▶ **PROBLEM DESCRIPTION**: Copy every line that holds "Patient".

•••

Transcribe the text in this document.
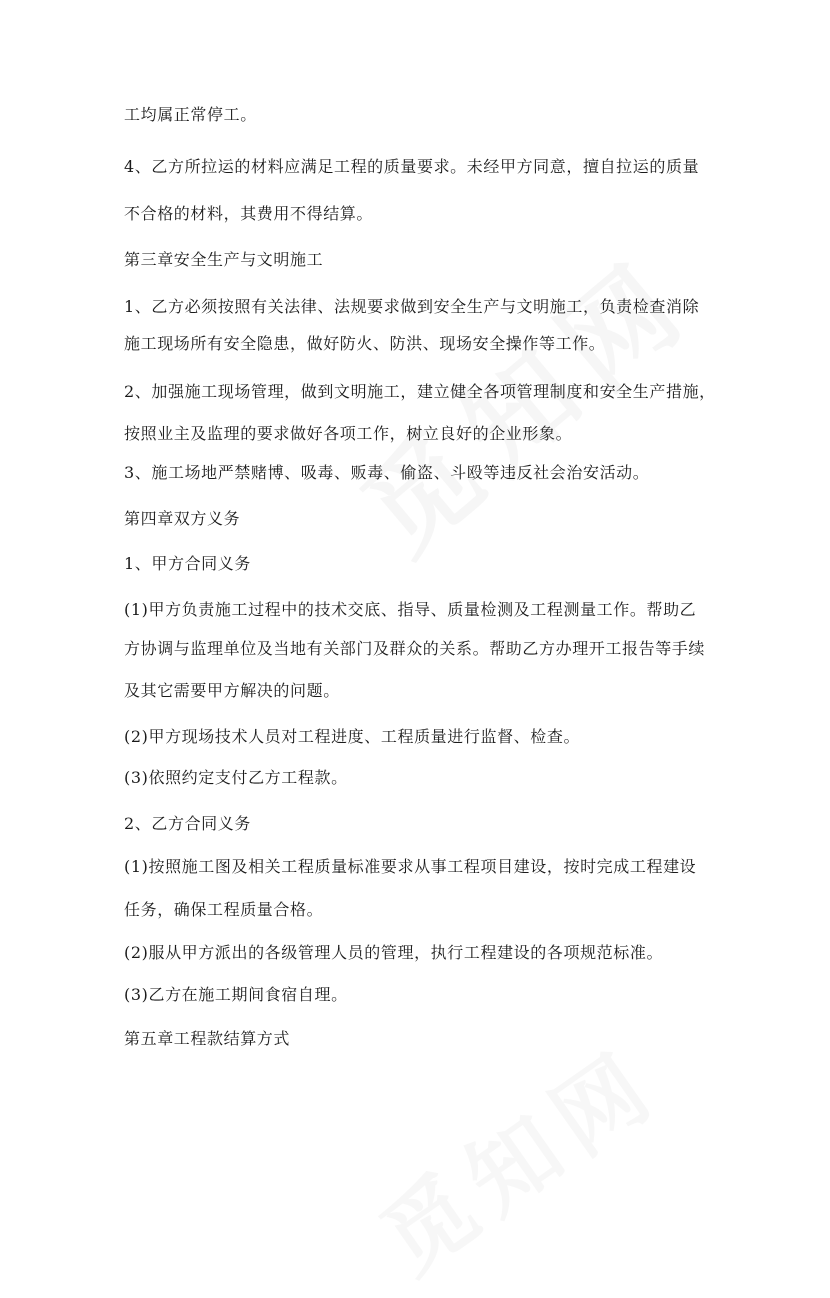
工均属正常停工。
4、乙方所拉运的材料应满足工程的质量要求。未经甲方同意，擅自拉运的质量
不合格的材料，其费用不得结算。
第三章安全生产与文明施工
1、乙方必须按照有关法律、法规要求做到安全生产与文明施工，负责检查消除
施工现场所有安全隐患，做好防火、防洪、现场安全操作等工作。
2、加强施工现场管理，做到文明施工，建立健全各项管理制度和安全生产措施，
按照业主及监理的要求做好各项工作，树立良好的企业形象。
3、施工场地严禁赌博、吸毒、贩毒、偷盗、斗殴等违反社会治安活动。
第四章双方义务
1、甲方合同义务
(1)甲方负责施工过程中的技术交底、指导、质量检测及工程测量工作。帮助乙
方协调与监理单位及当地有关部门及群众的关系。帮助乙方办理开工报告等手续
及其它需要甲方解决的问题。
(2)甲方现场技术人员对工程进度、工程质量进行监督、检查。
(3)依照约定支付乙方工程款。
2、乙方合同义务
(1)按照施工图及相关工程质量标准要求从事工程项目建设，按时完成工程建设
任务，确保工程质量合格。
(2)服从甲方派出的各级管理人员的管理，执行工程建设的各项规范标准。
(3)乙方在施工期间食宿自理。
第五章工程款结算方式
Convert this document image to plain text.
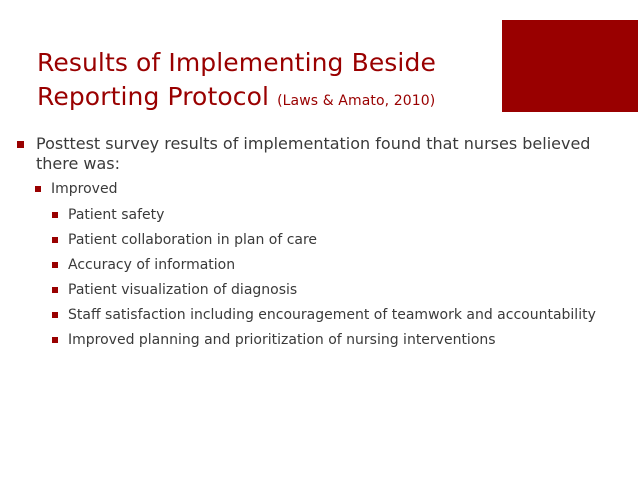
Results of Implementing Beside
Reporting Protocol (Laws & Amato, 2010)

Posttest survey results of implementation found that nurses believed there was:

Improved

Patient safety

Patient collaboration in plan of care

Accuracy of information

Patient visualization of diagnosis

Staff satisfaction including encouragement of teamwork and accountability

Improved planning and prioritization of nursing interventions
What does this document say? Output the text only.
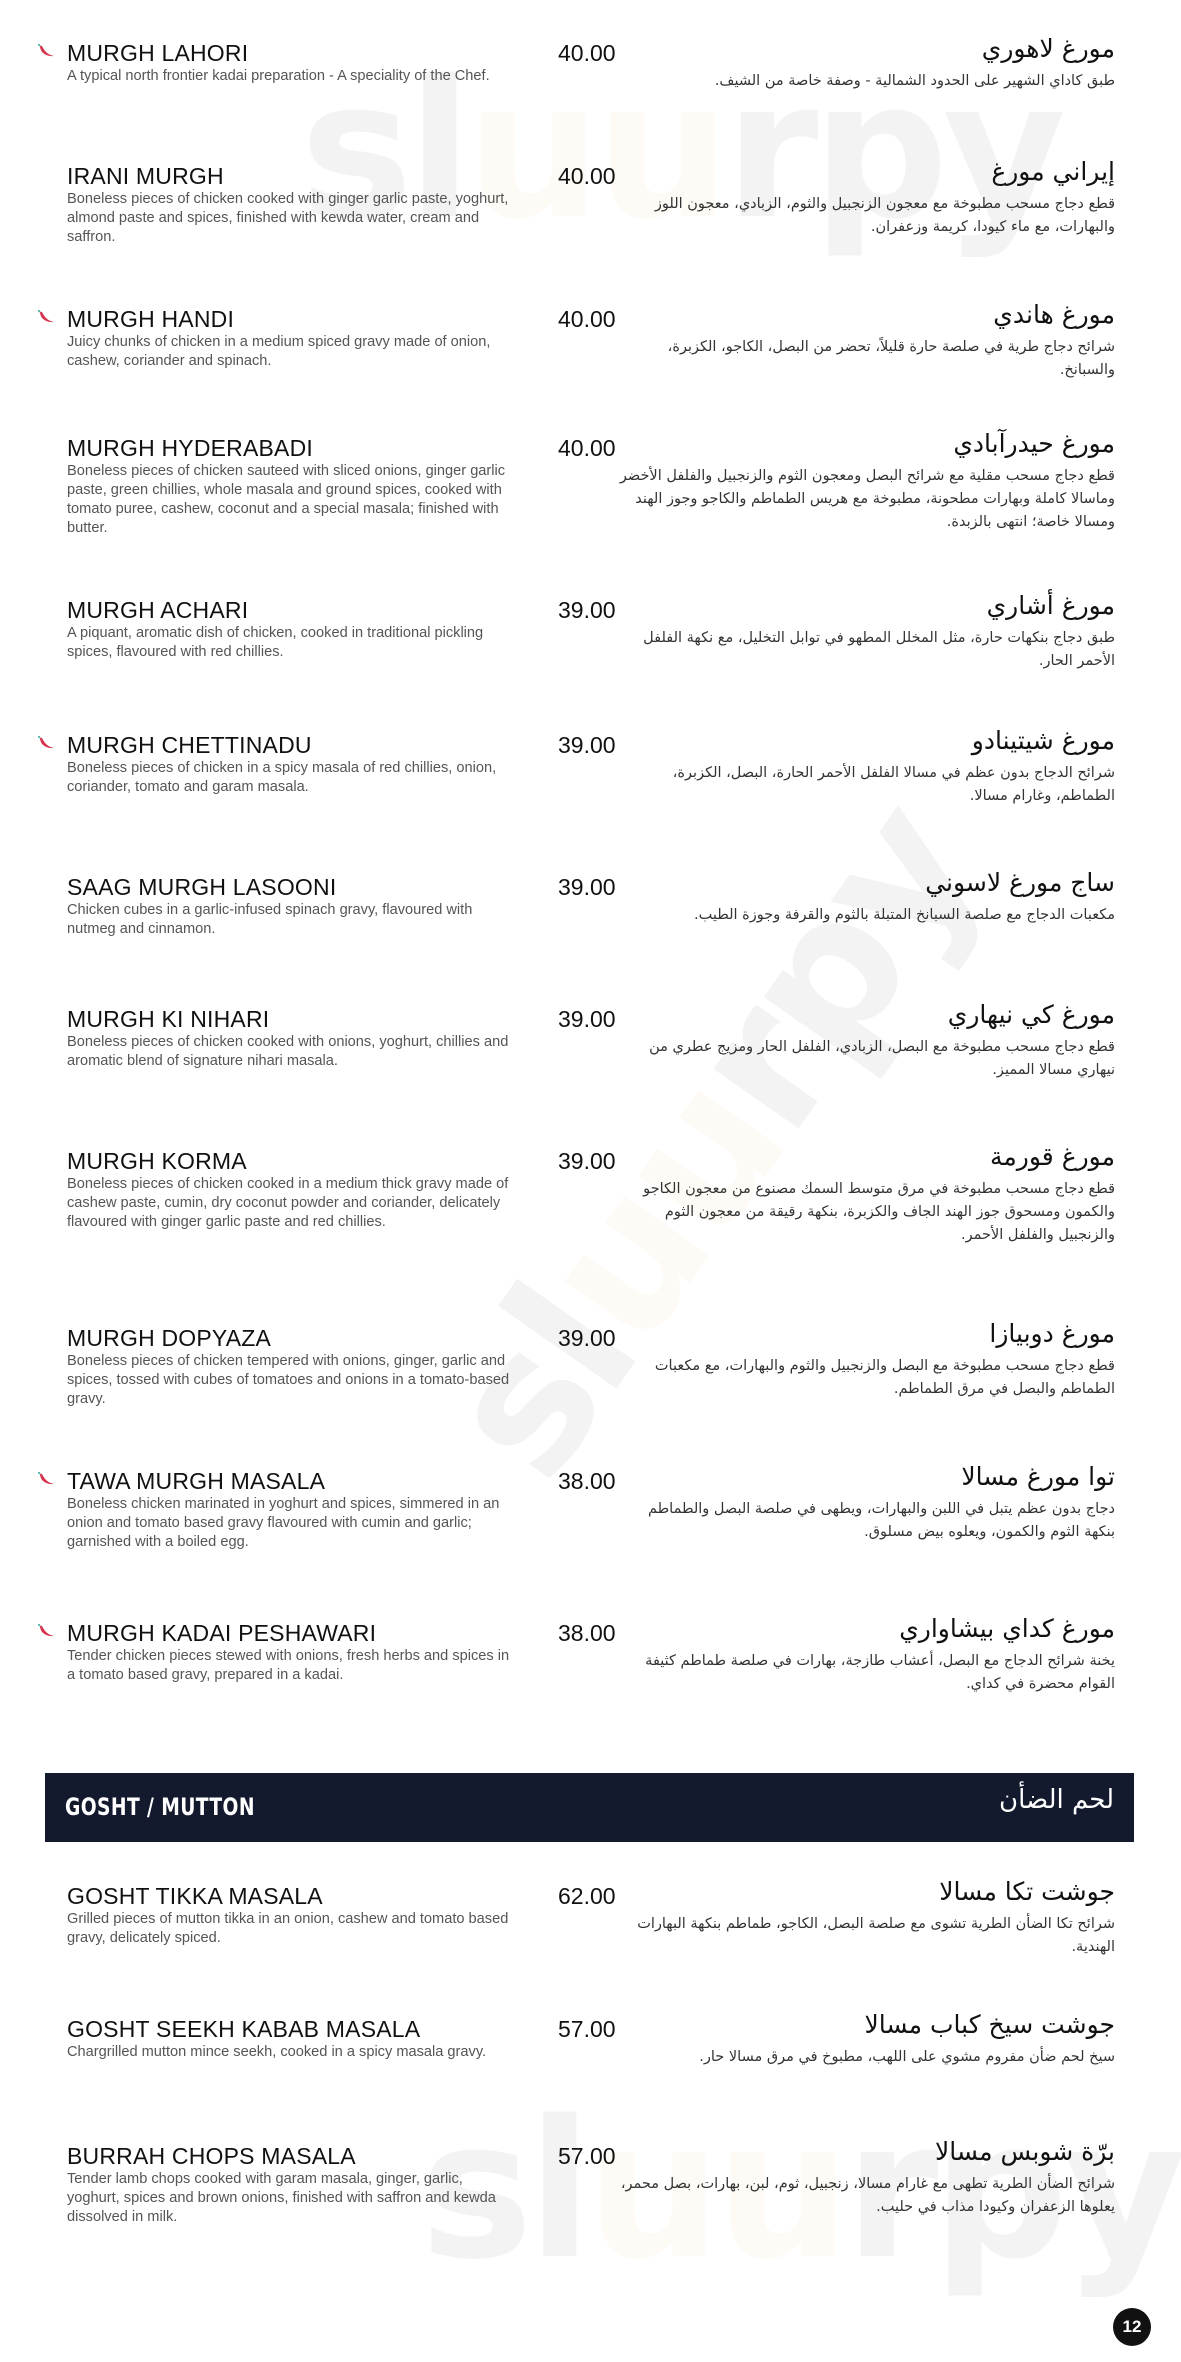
MURGH LAHORI
A typical north frontier kadai preparation - A speciality of the Chef.
40.00	مورغ لاهوري
طبق كاداي الشهير على الحدود الشمالية - وصفة خاصة من الشيف.
IRANI MURGH
Boneless pieces of chicken cooked with ginger garlic paste, yoghurt, almond paste and spices, finished with kewda water, cream and saffron.
40.00	إيراني مورغ
قطع دجاج مسحب مطبوخة مع معجون الزنجبيل والثوم، الزبادي، معجون اللوز والبهارات، مع ماء كيودا، كريمة وزعفران.
MURGH HANDI
Juicy chunks of chicken in a medium spiced gravy made of onion, cashew, coriander and spinach.
40.00	مورغ هاندي
شرائح دجاج طرية في صلصة حارة قليلاً، تحضر من البصل، الكاجو، الكزبرة، والسبانخ.
MURGH HYDERABADI
Boneless pieces of chicken sauteed with sliced onions, ginger garlic paste, green chillies, whole masala and ground spices, cooked with tomato puree, cashew, coconut and a special masala; finished with butter.
40.00	مورغ حيدرآبادي
قطع دجاج مسحب مقلية مع شرائح البصل ومعجون الثوم والزنجبيل والفلفل الأخضر وماسالا كاملة وبهارات مطحونة، مطبوخة مع هريس الطماطم والكاجو وجوز الهند ومسالا خاصة؛ انتهى بالزبدة.
MURGH ACHARI
A piquant, aromatic dish of chicken, cooked in traditional pickling spices, flavoured with red chillies.
39.00	مورغ أشاري
طبق دجاج بنكهات حارة، مثل المخلل المطهو في توابل التخليل، مع نكهة الفلفل الأحمر الحار.
MURGH CHETTINADU
Boneless pieces of chicken in a spicy masala of red chillies, onion, coriander, tomato and garam masala.
39.00	مورغ شيتينادو
شرائح الدجاج بدون عظم في مسالا الفلفل الأحمر الحارة، البصل، الكزبرة، الطماطم، وغارام مسالا.
SAAG MURGH LASOONI
Chicken cubes in a garlic-infused spinach gravy, flavoured with nutmeg and cinnamon.
39.00	ساج مورغ لاسوني
مكعبات الدجاج مع صلصة السبانخ المتبلة بالثوم والقرفة وجوزة الطيب.
MURGH KI NIHARI
Boneless pieces of chicken cooked with onions, yoghurt, chillies and aromatic blend of signature nihari masala.
39.00	مورغ كي نيهاري
قطع دجاج مسحب مطبوخة مع البصل، الزبادي، الفلفل الحار ومزيج عطري من نيهاري مسالا المميز.
MURGH KORMA
Boneless pieces of chicken cooked in a medium thick gravy made of cashew paste, cumin, dry coconut powder and coriander, delicately flavoured with ginger garlic paste and red chillies.
39.00	مورغ قورمة
قطع دجاج مسحب مطبوخة في مرق متوسط السمك مصنوع من معجون الكاجو والكمون ومسحوق جوز الهند الجاف والكزبرة، بنكهة رقيقة من معجون الثوم والزنجبيل والفلفل الأحمر.
MURGH DOPYAZA
Boneless pieces of chicken tempered with onions, ginger, garlic and spices, tossed with cubes of tomatoes and onions in a tomato-based gravy.
39.00	مورغ دوبيازا
قطع دجاج مسحب مطبوخة مع البصل والزنجبيل والثوم والبهارات، مع مكعبات الطماطم والبصل في مرق الطماطم.
TAWA MURGH MASALA
Boneless chicken marinated in yoghurt and spices, simmered in an onion and tomato based gravy flavoured with cumin and garlic; garnished with a boiled egg.
38.00	توا مورغ مسالا
دجاج بدون عظم يتبل في اللبن والبهارات، ويطهى في صلصة البصل والطماطم بنكهة الثوم والكمون، ويعلوه بيض مسلوق.
MURGH KADAI PESHAWARI
Tender chicken pieces stewed with onions, fresh herbs and spices in a tomato based gravy, prepared in a kadai.
38.00	مورغ كداي بيشاواري
يخنة شرائح الدجاج مع البصل، أعشاب طازجة، بهارات في صلصة طماطم كثيفة القوام محضرة في كداي.
GOSHT TIKKA MASALA
Grilled pieces of mutton tikka in an onion, cashew and tomato based gravy, delicately spiced.
62.00	جوشت تكا مسالا
شرائح تكا الضأن الطرية تشوى مع صلصة البصل، الكاجو، طماطم بنكهة البهارات الهندية.
GOSHT SEEKH KABAB MASALA
Chargrilled mutton mince seekh, cooked in a spicy masala gravy.
57.00	جوشت سيخ كباب مسالا
سيخ لحم ضأن مفروم مشوي على اللهب، مطبوخ في مرق مسالا حار.
BURRAH CHOPS MASALA
Tender lamb chops cooked with garam masala, ginger, garlic, yoghurt, spices and brown onions, finished with saffron and kewda dissolved in milk.
57.00	برّة شوبس مسالا
شرائح الضأن الطرية تطهى مع غارام مسالا، زنجبيل، ثوم، لبن، بهارات، بصل محمر، يعلوها الزعفران وكيودا مذاب في حليب.
GOSHT / MUTTON	لحم الضأن
12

•••

▶ **TASK OUTPUT**:
Patient safety
Patient collaboration in plan of care
Patient visualization of diagnosis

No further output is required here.